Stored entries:
————————
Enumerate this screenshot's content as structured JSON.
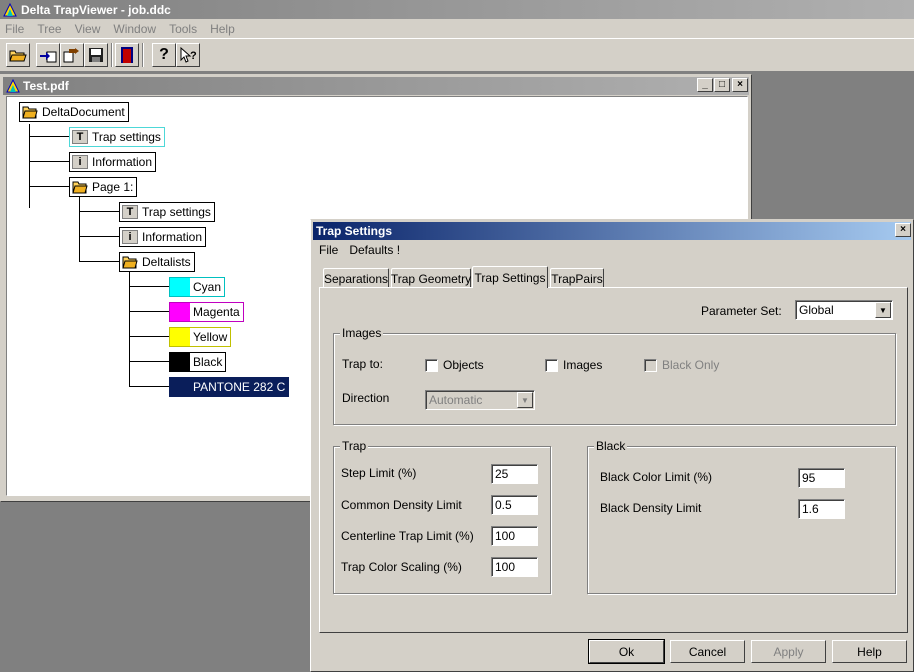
{
  "app": {
    "title": "Delta TrapViewer - job.ddc"
  },
  "menu": [
    "File",
    "Tree",
    "View",
    "Window",
    "Tools",
    "Help"
  ],
  "toolbar": {
    "buttons": [
      "open-folder-icon",
      "import-icon",
      "export-icon",
      "save-icon",
      "exit-door-icon",
      "help-icon",
      "context-help-icon"
    ]
  },
  "child_window": {
    "title": "Test.pdf",
    "tree": {
      "root": "DeltaDocument",
      "trap_settings": "Trap settings",
      "information": "Information",
      "page": "Page 1:",
      "page_trap_settings": "Trap settings",
      "page_information": "Information",
      "deltalists": "Deltalists",
      "colors": [
        {
          "label": "Cyan",
          "color": "#00ffff"
        },
        {
          "label": "Magenta",
          "color": "#ff00ff"
        },
        {
          "label": "Yellow",
          "color": "#ffff00"
        },
        {
          "label": "Black",
          "color": "#000000"
        },
        {
          "label": "PANTONE 282 C",
          "color": "#0a1e5a"
        }
      ]
    }
  },
  "dialog": {
    "title": "Trap Settings",
    "menu": [
      "File",
      "Defaults !"
    ],
    "tabs": [
      "Separations",
      "Trap Geometry",
      "Trap Settings",
      "TrapPairs"
    ],
    "active_tab": "Trap Settings",
    "parameter_set": {
      "label": "Parameter Set:",
      "value": "Global"
    },
    "images": {
      "group_label": "Images",
      "trap_to_label": "Trap to:",
      "objects_label": "Objects",
      "images_label": "Images",
      "black_only_label": "Black Only",
      "direction_label": "Direction",
      "direction_value": "Automatic"
    },
    "trap": {
      "group_label": "Trap",
      "step_limit_label": "Step Limit (%)",
      "step_limit_value": "25",
      "common_density_label": "Common Density Limit",
      "common_density_value": "0.5",
      "centerline_label": "Centerline Trap Limit (%)",
      "centerline_value": "100",
      "color_scaling_label": "Trap Color Scaling (%)",
      "color_scaling_value": "100"
    },
    "black": {
      "group_label": "Black",
      "color_limit_label": "Black Color Limit (%)",
      "color_limit_value": "95",
      "density_limit_label": "Black Density Limit",
      "density_limit_value": "1.6"
    },
    "buttons": {
      "ok": "Ok",
      "cancel": "Cancel",
      "apply": "Apply",
      "help": "Help"
    }
  }
}
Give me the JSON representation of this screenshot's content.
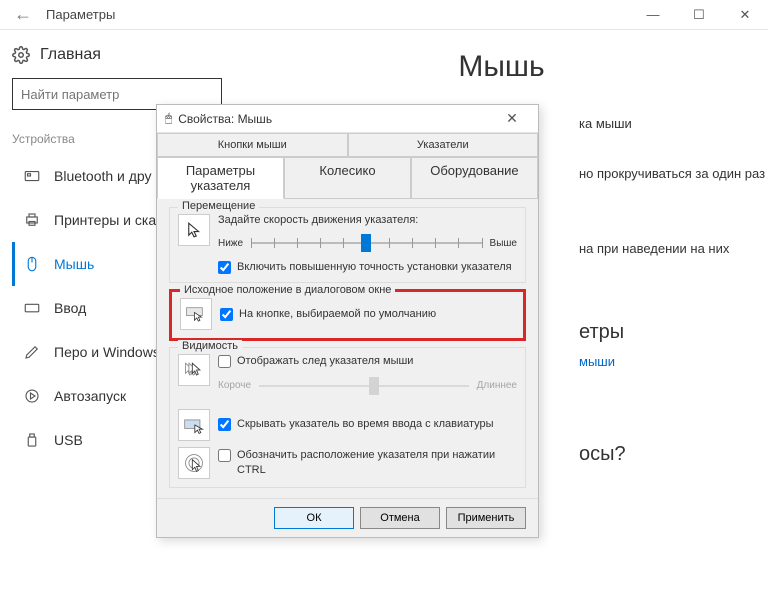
{
  "window": {
    "title": "Параметры"
  },
  "sidebar": {
    "home": "Главная",
    "search_placeholder": "Найти параметр",
    "category": "Устройства",
    "items": [
      {
        "label": "Bluetooth и дру"
      },
      {
        "label": "Принтеры и ска"
      },
      {
        "label": "Мышь"
      },
      {
        "label": "Ввод"
      },
      {
        "label": "Перо и Windows"
      },
      {
        "label": "Автозапуск"
      },
      {
        "label": "USB"
      }
    ]
  },
  "main": {
    "heading": "Мышь",
    "line1": "ка мыши",
    "line2": "но прокручиваться за один раз",
    "line3": "на при наведении на них",
    "subhead1": "етры",
    "link1": "мыши",
    "subhead2": "осы?"
  },
  "dialog": {
    "title": "Свойства: Мышь",
    "tabs": {
      "t1": "Кнопки мыши",
      "t2": "Указатели",
      "t3": "Параметры указателя",
      "t4": "Колесико",
      "t5": "Оборудование"
    },
    "group_move": {
      "label": "Перемещение",
      "desc": "Задайте скорость движения указателя:",
      "low": "Ниже",
      "high": "Выше",
      "enhance": "Включить повышенную точность установки указателя"
    },
    "group_snap": {
      "label": "Исходное положение в диалоговом окне",
      "check": "На кнопке, выбираемой по умолчанию"
    },
    "group_vis": {
      "label": "Видимость",
      "trail": "Отображать след указателя мыши",
      "short": "Короче",
      "long": "Длиннее",
      "hide": "Скрывать указатель во время ввода с клавиатуры",
      "ctrl": "Обозначить расположение указателя при нажатии CTRL"
    },
    "buttons": {
      "ok": "ОК",
      "cancel": "Отмена",
      "apply": "Применить"
    }
  }
}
————————
Without the pictures, write out the whole listing above exactly as it appears.

◆ Answer for this exercise ◆
Enumerate this screenshot's content as structured JSON.
{
  "app": {
    "title": "Delta TrapViewer - job.ddc"
  },
  "menu": [
    "File",
    "Tree",
    "View",
    "Window",
    "Tools",
    "Help"
  ],
  "toolbar": {
    "buttons": [
      "open-folder-icon",
      "import-icon",
      "export-icon",
      "save-icon",
      "exit-door-icon",
      "help-icon",
      "context-help-icon"
    ]
  },
  "child_window": {
    "title": "Test.pdf",
    "tree": {
      "root": "DeltaDocument",
      "trap_settings": "Trap settings",
      "information": "Information",
      "page": "Page 1:",
      "page_trap_settings": "Trap settings",
      "page_information": "Information",
      "deltalists": "Deltalists",
      "colors": [
        {
          "label": "Cyan",
          "color": "#00ffff"
        },
        {
          "label": "Magenta",
          "color": "#ff00ff"
        },
        {
          "label": "Yellow",
          "color": "#ffff00"
        },
        {
          "label": "Black",
          "color": "#000000"
        },
        {
          "label": "PANTONE 282 C",
          "color": "#0a1e5a"
        }
      ]
    }
  },
  "dialog": {
    "title": "Trap Settings",
    "menu": [
      "File",
      "Defaults !"
    ],
    "tabs": [
      "Separations",
      "Trap Geometry",
      "Trap Settings",
      "TrapPairs"
    ],
    "active_tab": "Trap Settings",
    "parameter_set": {
      "label": "Parameter Set:",
      "value": "Global"
    },
    "images": {
      "group_label": "Images",
      "trap_to_label": "Trap to:",
      "objects_label": "Objects",
      "images_label": "Images",
      "black_only_label": "Black Only",
      "direction_label": "Direction",
      "direction_value": "Automatic"
    },
    "trap": {
      "group_label": "Trap",
      "step_limit_label": "Step Limit (%)",
      "step_limit_value": "25",
      "common_density_label": "Common Density Limit",
      "common_density_value": "0.5",
      "centerline_label": "Centerline Trap Limit (%)",
      "centerline_value": "100",
      "color_scaling_label": "Trap Color Scaling (%)",
      "color_scaling_value": "100"
    },
    "black": {
      "group_label": "Black",
      "color_limit_label": "Black Color Limit (%)",
      "color_limit_value": "95",
      "density_limit_label": "Black Density Limit",
      "density_limit_value": "1.6"
    },
    "buttons": {
      "ok": "Ok",
      "cancel": "Cancel",
      "apply": "Apply",
      "help": "Help"
    }
  }
}
Give me the JSON representation of this screenshot's content.
{
  "window": {
    "title": "Параметры"
  },
  "sidebar": {
    "home": "Главная",
    "search_placeholder": "Найти параметр",
    "category": "Устройства",
    "items": [
      {
        "label": "Bluetooth и дру"
      },
      {
        "label": "Принтеры и ска"
      },
      {
        "label": "Мышь"
      },
      {
        "label": "Ввод"
      },
      {
        "label": "Перо и Windows"
      },
      {
        "label": "Автозапуск"
      },
      {
        "label": "USB"
      }
    ]
  },
  "main": {
    "heading": "Мышь",
    "line1": "ка мыши",
    "line2": "но прокручиваться за один раз",
    "line3": "на при наведении на них",
    "subhead1": "етры",
    "link1": "мыши",
    "subhead2": "осы?"
  },
  "dialog": {
    "title": "Свойства: Мышь",
    "tabs": {
      "t1": "Кнопки мыши",
      "t2": "Указатели",
      "t3": "Параметры указателя",
      "t4": "Колесико",
      "t5": "Оборудование"
    },
    "group_move": {
      "label": "Перемещение",
      "desc": "Задайте скорость движения указателя:",
      "low": "Ниже",
      "high": "Выше",
      "enhance": "Включить повышенную точность установки указателя"
    },
    "group_snap": {
      "label": "Исходное положение в диалоговом окне",
      "check": "На кнопке, выбираемой по умолчанию"
    },
    "group_vis": {
      "label": "Видимость",
      "trail": "Отображать след указателя мыши",
      "short": "Короче",
      "long": "Длиннее",
      "hide": "Скрывать указатель во время ввода с клавиатуры",
      "ctrl": "Обозначить расположение указателя при нажатии CTRL"
    },
    "buttons": {
      "ok": "ОК",
      "cancel": "Отмена",
      "apply": "Применить"
    }
  }
}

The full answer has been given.